| Job |
Set down each line of the material that follows, exactly, with no pictures.

--- begin Entries ---

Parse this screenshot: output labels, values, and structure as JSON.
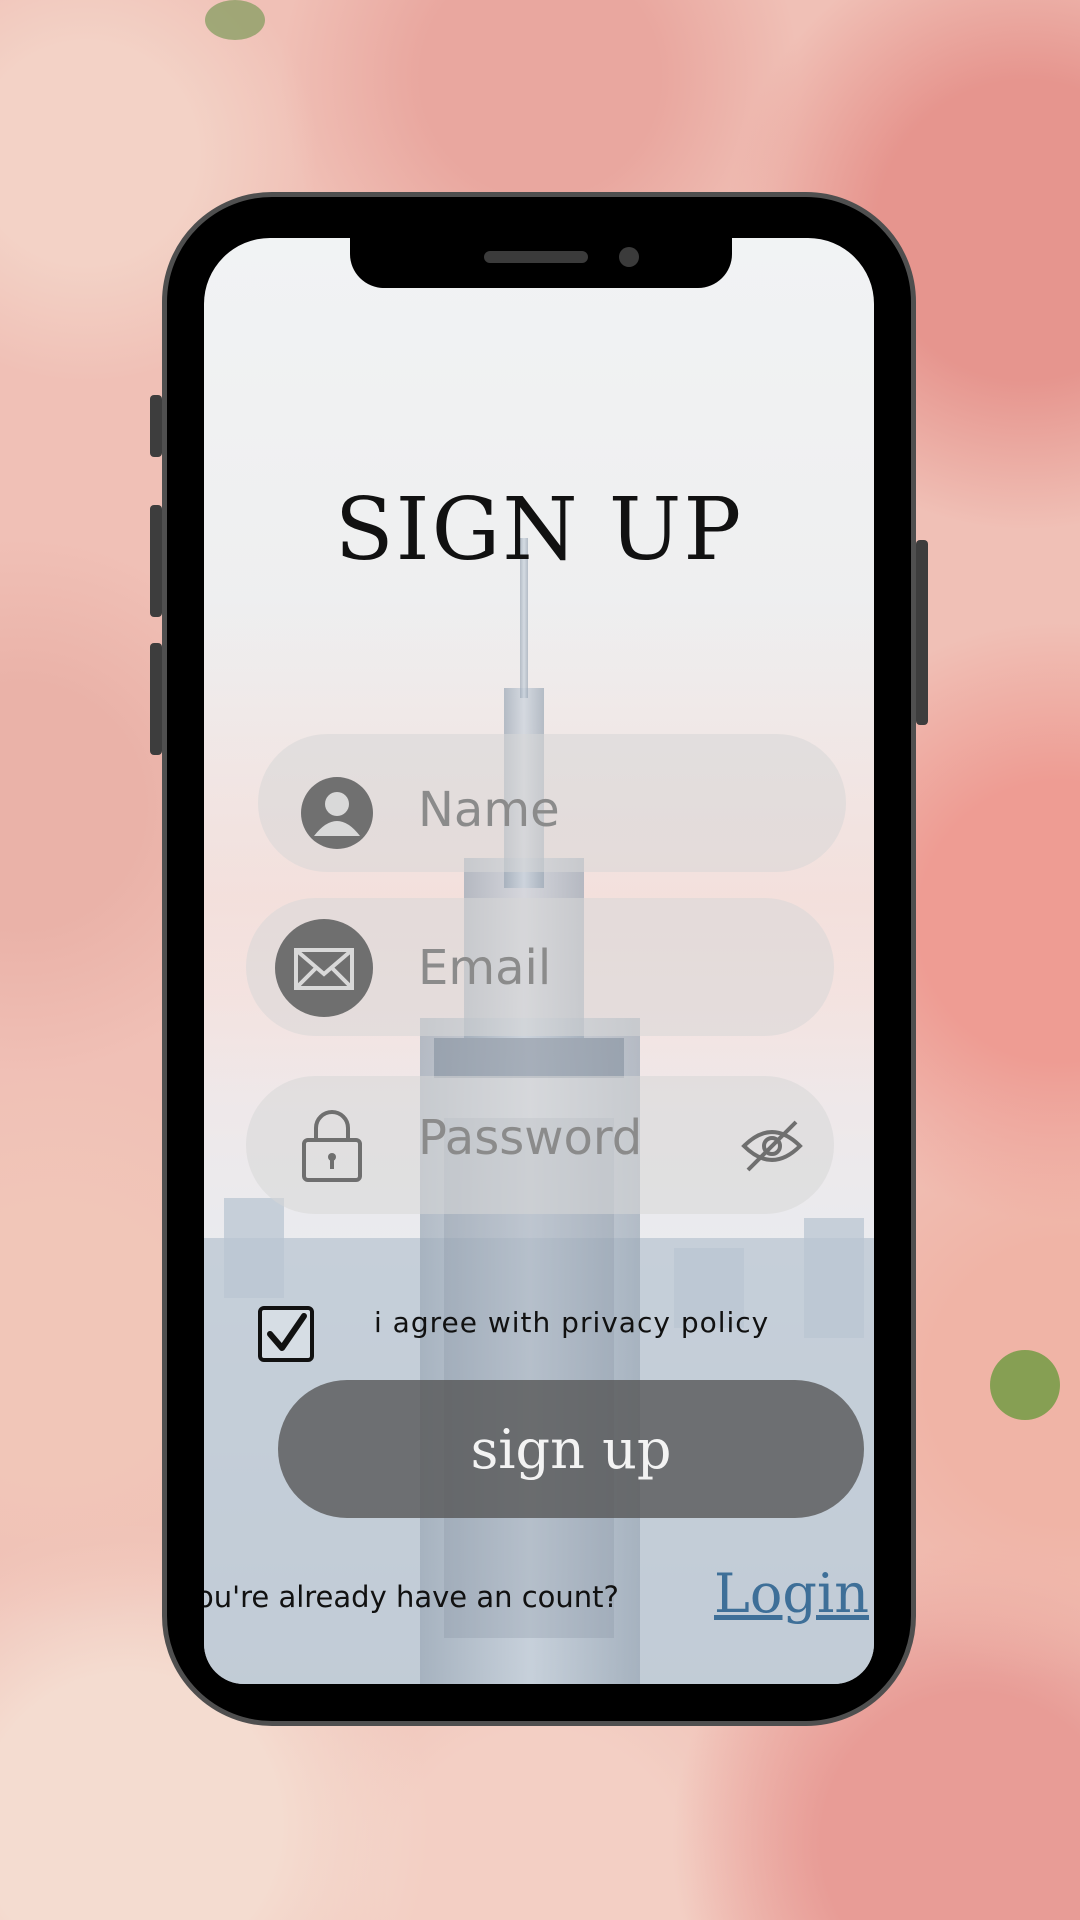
{
  "title": "SIGN UP",
  "fields": {
    "name_placeholder": "Name",
    "email_placeholder": "Email",
    "password_placeholder": "Password"
  },
  "agreement": {
    "label": "i agree with privacy policy",
    "checked": true
  },
  "signup_button_label": "sign up",
  "footer": {
    "prompt": "ou're already have an count?",
    "login_link": "Login"
  },
  "icons": [
    "user-icon",
    "mail-icon",
    "lock-icon",
    "eye-off-icon",
    "check-icon"
  ],
  "colors": {
    "title": "#111111",
    "field_background": "#d7d7d7",
    "placeholder": "#8b8b8b",
    "button": "#555555",
    "link": "#3e6f98"
  }
}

--- end Entries ---

| Response to the task |
Parse this screenshot: output labels, values, and structure as JSON.
{
  "title": "SIGN UP",
  "fields": {
    "name_placeholder": "Name",
    "email_placeholder": "Email",
    "password_placeholder": "Password"
  },
  "agreement": {
    "label": "i agree with privacy policy",
    "checked": true
  },
  "signup_button_label": "sign up",
  "footer": {
    "prompt": "ou're already have an count?",
    "login_link": "Login"
  },
  "icons": [
    "user-icon",
    "mail-icon",
    "lock-icon",
    "eye-off-icon",
    "check-icon"
  ],
  "colors": {
    "title": "#111111",
    "field_background": "#d7d7d7",
    "placeholder": "#8b8b8b",
    "button": "#555555",
    "link": "#3e6f98"
  }
}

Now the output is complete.